What to work on. Look below and pull out each line with the word "color".

--- Start of Material for this exercise ---

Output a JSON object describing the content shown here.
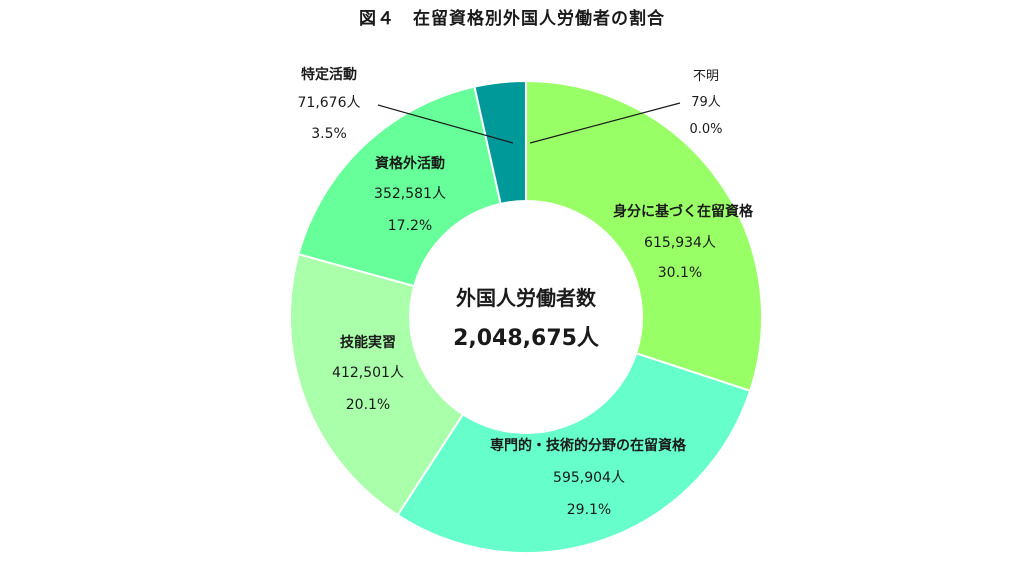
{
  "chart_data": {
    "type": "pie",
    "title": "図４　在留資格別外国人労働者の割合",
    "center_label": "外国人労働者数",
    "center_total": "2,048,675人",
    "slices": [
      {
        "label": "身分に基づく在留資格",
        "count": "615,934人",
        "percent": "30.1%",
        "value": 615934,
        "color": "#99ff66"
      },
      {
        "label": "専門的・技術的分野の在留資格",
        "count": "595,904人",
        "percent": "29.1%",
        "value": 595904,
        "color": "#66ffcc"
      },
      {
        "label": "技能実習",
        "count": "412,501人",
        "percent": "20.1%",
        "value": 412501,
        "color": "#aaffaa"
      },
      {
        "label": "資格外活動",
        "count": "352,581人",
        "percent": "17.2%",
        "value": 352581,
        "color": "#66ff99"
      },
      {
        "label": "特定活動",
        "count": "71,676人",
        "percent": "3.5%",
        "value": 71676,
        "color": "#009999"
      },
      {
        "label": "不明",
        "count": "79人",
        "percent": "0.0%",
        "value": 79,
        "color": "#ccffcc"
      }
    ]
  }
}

--- End of Material for this exercise ---
--- Start of Material for this exercise ---

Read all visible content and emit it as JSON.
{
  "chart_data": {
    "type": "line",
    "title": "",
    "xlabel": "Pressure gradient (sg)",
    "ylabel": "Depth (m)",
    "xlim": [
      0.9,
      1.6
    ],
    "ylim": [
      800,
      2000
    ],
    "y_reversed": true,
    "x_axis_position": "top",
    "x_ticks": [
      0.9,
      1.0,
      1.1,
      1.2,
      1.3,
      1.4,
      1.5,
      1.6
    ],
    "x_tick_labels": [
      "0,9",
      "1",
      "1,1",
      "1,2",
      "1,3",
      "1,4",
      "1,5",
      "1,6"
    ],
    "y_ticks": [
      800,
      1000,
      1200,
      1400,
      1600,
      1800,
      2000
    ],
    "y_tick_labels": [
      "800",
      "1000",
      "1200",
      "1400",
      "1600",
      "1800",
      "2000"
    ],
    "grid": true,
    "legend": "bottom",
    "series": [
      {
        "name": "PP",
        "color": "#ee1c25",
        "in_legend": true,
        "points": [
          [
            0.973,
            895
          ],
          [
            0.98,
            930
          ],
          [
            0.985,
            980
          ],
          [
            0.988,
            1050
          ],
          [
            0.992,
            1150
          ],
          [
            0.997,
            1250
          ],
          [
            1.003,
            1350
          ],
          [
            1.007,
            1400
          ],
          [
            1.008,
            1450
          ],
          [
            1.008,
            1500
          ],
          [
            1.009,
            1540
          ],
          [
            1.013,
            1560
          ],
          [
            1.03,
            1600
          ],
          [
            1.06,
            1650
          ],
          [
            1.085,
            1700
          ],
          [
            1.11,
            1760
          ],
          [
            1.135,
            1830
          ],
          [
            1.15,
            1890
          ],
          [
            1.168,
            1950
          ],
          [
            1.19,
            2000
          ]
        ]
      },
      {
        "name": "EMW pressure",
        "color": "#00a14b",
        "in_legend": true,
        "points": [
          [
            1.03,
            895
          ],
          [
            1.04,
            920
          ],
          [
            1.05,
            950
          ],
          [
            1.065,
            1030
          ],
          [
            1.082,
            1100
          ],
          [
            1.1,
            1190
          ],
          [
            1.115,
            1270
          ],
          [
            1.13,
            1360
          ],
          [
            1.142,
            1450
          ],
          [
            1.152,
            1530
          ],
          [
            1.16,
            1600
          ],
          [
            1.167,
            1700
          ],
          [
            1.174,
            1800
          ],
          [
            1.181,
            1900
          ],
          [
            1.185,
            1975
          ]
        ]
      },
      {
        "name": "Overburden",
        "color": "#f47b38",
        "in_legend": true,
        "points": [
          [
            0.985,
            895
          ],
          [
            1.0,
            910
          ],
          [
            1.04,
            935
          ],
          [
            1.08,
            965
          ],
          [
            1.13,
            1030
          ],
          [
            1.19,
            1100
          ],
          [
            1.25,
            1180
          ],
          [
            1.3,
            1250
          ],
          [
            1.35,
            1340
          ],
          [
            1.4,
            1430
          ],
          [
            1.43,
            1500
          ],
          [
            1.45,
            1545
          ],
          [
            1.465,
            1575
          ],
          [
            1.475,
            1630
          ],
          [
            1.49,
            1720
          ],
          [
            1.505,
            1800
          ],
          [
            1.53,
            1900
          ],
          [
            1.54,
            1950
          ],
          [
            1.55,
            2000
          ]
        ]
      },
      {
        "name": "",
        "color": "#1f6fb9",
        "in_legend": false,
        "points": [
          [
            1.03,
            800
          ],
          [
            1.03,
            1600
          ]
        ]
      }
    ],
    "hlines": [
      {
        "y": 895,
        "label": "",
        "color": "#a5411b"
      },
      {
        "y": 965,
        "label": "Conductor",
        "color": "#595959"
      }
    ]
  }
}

--- End of Material for this exercise ---

Result for this task.
        "color": "#99ff66"
        "color": "#66ffcc"
        "color": "#aaffaa"
        "color": "#66ff99"
        "color": "#009999"
        "color": "#ccffcc"
        "color": "#ee1c25",
        "color": "#00a14b",
        "color": "#f47b38",
        "color": "#1f6fb9",
        "color": "#a5411b"
        "color": "#595959"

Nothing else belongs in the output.